AIM OF THE TASK:
Gather each line of the records where "xlabel" appears.

DATA FOR PROCESSING:
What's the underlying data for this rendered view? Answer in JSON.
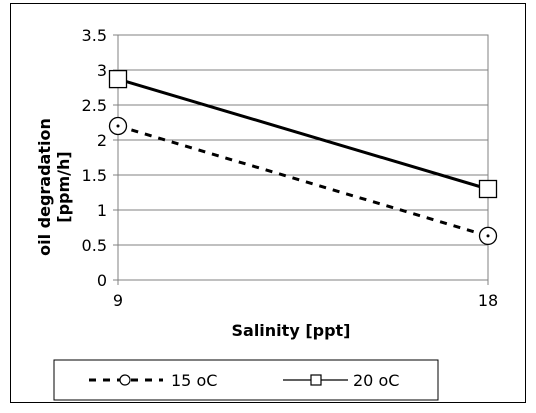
{
  "chart_data": {
    "type": "line",
    "xlabel": "Salinity [ppt]",
    "ylabel_line1": "oil degradation",
    "ylabel_line2": "[ppm/h]",
    "categories": [
      "9",
      "18"
    ],
    "x": [
      9,
      18
    ],
    "ylim": [
      0,
      3.5
    ],
    "yticks": [
      "0",
      "0.5",
      "1",
      "1.5",
      "2",
      "2.5",
      "3",
      "3.5"
    ],
    "grid": true,
    "legend_position": "bottom",
    "series": [
      {
        "name": "15 oC",
        "x": [
          9,
          18
        ],
        "values": [
          2.2,
          0.63
        ],
        "style": "dashed",
        "marker": "circle",
        "color": "#000000"
      },
      {
        "name": "20 oC",
        "x": [
          9,
          18
        ],
        "values": [
          2.87,
          1.3
        ],
        "style": "solid",
        "marker": "square",
        "color": "#000000"
      }
    ]
  }
}
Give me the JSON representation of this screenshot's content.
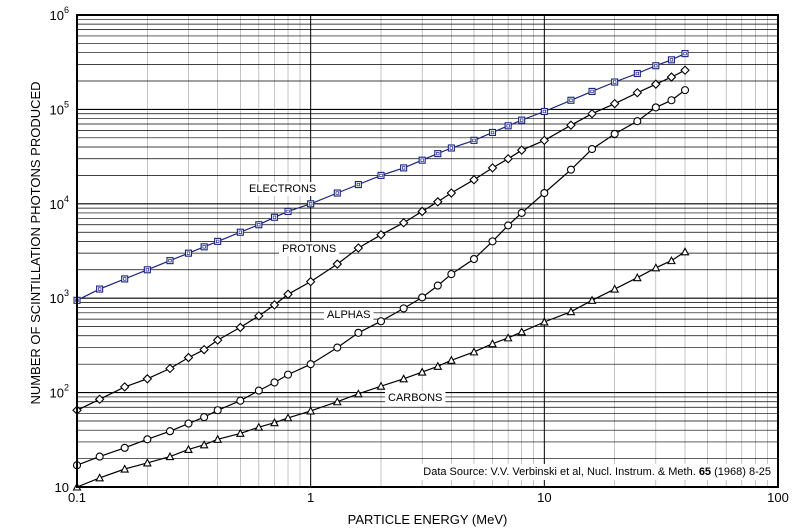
{
  "chart_data": {
    "type": "line",
    "xlabel": "PARTICLE ENERGY  (MeV)",
    "ylabel": "NUMBER OF SCINTILLATION PHOTONS PRODUCED",
    "xscale": "log",
    "yscale": "log",
    "xlim": [
      0.1,
      100
    ],
    "ylim": [
      10,
      1000000
    ],
    "grid": true,
    "x_ticks": [
      {
        "value": 0.1,
        "label": "0.1"
      },
      {
        "value": 1,
        "label": "1"
      },
      {
        "value": 10,
        "label": "10"
      },
      {
        "value": 100,
        "label": "100"
      }
    ],
    "y_ticks": [
      {
        "value": 10,
        "base": "10",
        "exp": ""
      },
      {
        "value": 100,
        "base": "10",
        "exp": "2"
      },
      {
        "value": 1000,
        "base": "10",
        "exp": "3"
      },
      {
        "value": 10000,
        "base": "10",
        "exp": "4"
      },
      {
        "value": 100000,
        "base": "10",
        "exp": "5"
      },
      {
        "value": 1000000,
        "base": "10",
        "exp": "6"
      }
    ],
    "series": [
      {
        "name": "ELECTRONS",
        "marker": "square",
        "color": "#1a237e",
        "x": [
          0.1,
          0.125,
          0.16,
          0.2,
          0.25,
          0.3,
          0.35,
          0.4,
          0.5,
          0.6,
          0.7,
          0.8,
          1.0,
          1.3,
          1.6,
          2.0,
          2.5,
          3.0,
          3.5,
          4.0,
          5.0,
          6.0,
          7.0,
          8.0,
          10,
          13,
          16,
          20,
          25,
          30,
          35,
          40
        ],
        "y": [
          950,
          1250,
          1600,
          2000,
          2500,
          3000,
          3500,
          4000,
          5000,
          6000,
          7200,
          8300,
          10000,
          13000,
          16000,
          20000,
          24000,
          29000,
          34000,
          39000,
          47000,
          57000,
          67000,
          77000,
          95000,
          125000,
          155000,
          195000,
          240000,
          290000,
          335000,
          390000
        ]
      },
      {
        "name": "PROTONS",
        "marker": "diamond",
        "color": "#000000",
        "x": [
          0.1,
          0.125,
          0.16,
          0.2,
          0.25,
          0.3,
          0.35,
          0.4,
          0.5,
          0.6,
          0.7,
          0.8,
          1.0,
          1.3,
          1.6,
          2.0,
          2.5,
          3.0,
          3.5,
          4.0,
          5.0,
          6.0,
          7.0,
          8.0,
          10,
          13,
          16,
          20,
          25,
          30,
          35,
          40
        ],
        "y": [
          65,
          85,
          115,
          140,
          180,
          235,
          285,
          360,
          490,
          650,
          850,
          1100,
          1500,
          2300,
          3400,
          4700,
          6300,
          8300,
          10500,
          13000,
          18000,
          24000,
          30000,
          37000,
          47000,
          68000,
          90000,
          115000,
          150000,
          185000,
          220000,
          260000
        ]
      },
      {
        "name": "ALPHAS",
        "marker": "circle",
        "color": "#000000",
        "x": [
          0.1,
          0.125,
          0.16,
          0.2,
          0.25,
          0.3,
          0.35,
          0.4,
          0.5,
          0.6,
          0.7,
          0.8,
          1.0,
          1.3,
          1.6,
          2.0,
          2.5,
          3.0,
          3.5,
          4.0,
          5.0,
          6.0,
          7.0,
          8.0,
          10,
          13,
          16,
          20,
          25,
          30,
          35,
          40
        ],
        "y": [
          17,
          21,
          26,
          32,
          39,
          47,
          55,
          65,
          82,
          105,
          128,
          155,
          200,
          300,
          430,
          570,
          780,
          1020,
          1360,
          1800,
          2600,
          4000,
          5900,
          8000,
          13000,
          23000,
          38000,
          55000,
          75000,
          105000,
          125000,
          160000
        ]
      },
      {
        "name": "CARBONS",
        "marker": "triangle",
        "color": "#000000",
        "x": [
          0.1,
          0.125,
          0.16,
          0.2,
          0.25,
          0.3,
          0.35,
          0.4,
          0.5,
          0.6,
          0.7,
          0.8,
          1.0,
          1.3,
          1.6,
          2.0,
          2.5,
          3.0,
          3.5,
          4.0,
          5.0,
          6.0,
          7.0,
          8.0,
          10,
          13,
          16,
          20,
          25,
          30,
          35,
          40
        ],
        "y": [
          10,
          12.5,
          15.5,
          18,
          21,
          25,
          28,
          32,
          37,
          43,
          48,
          54,
          64,
          80,
          97,
          117,
          140,
          165,
          190,
          220,
          270,
          330,
          380,
          440,
          560,
          720,
          950,
          1250,
          1650,
          2100,
          2500,
          3100
        ]
      }
    ],
    "annotations": {
      "series_labels": [
        "ELECTRONS",
        "PROTONS",
        "ALPHAS",
        "CARBONS"
      ],
      "source_prefix": "Data Source:  V.V. Verbinski et al, Nucl. Instrum. & Meth. ",
      "source_bold": "65",
      "source_suffix": "  (1968) 8-25"
    }
  }
}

CORRECT RESPONSE:
    "xlabel": "Salinity [ppt]",
    "xlabel": "PARTICLE ENERGY  (MeV)",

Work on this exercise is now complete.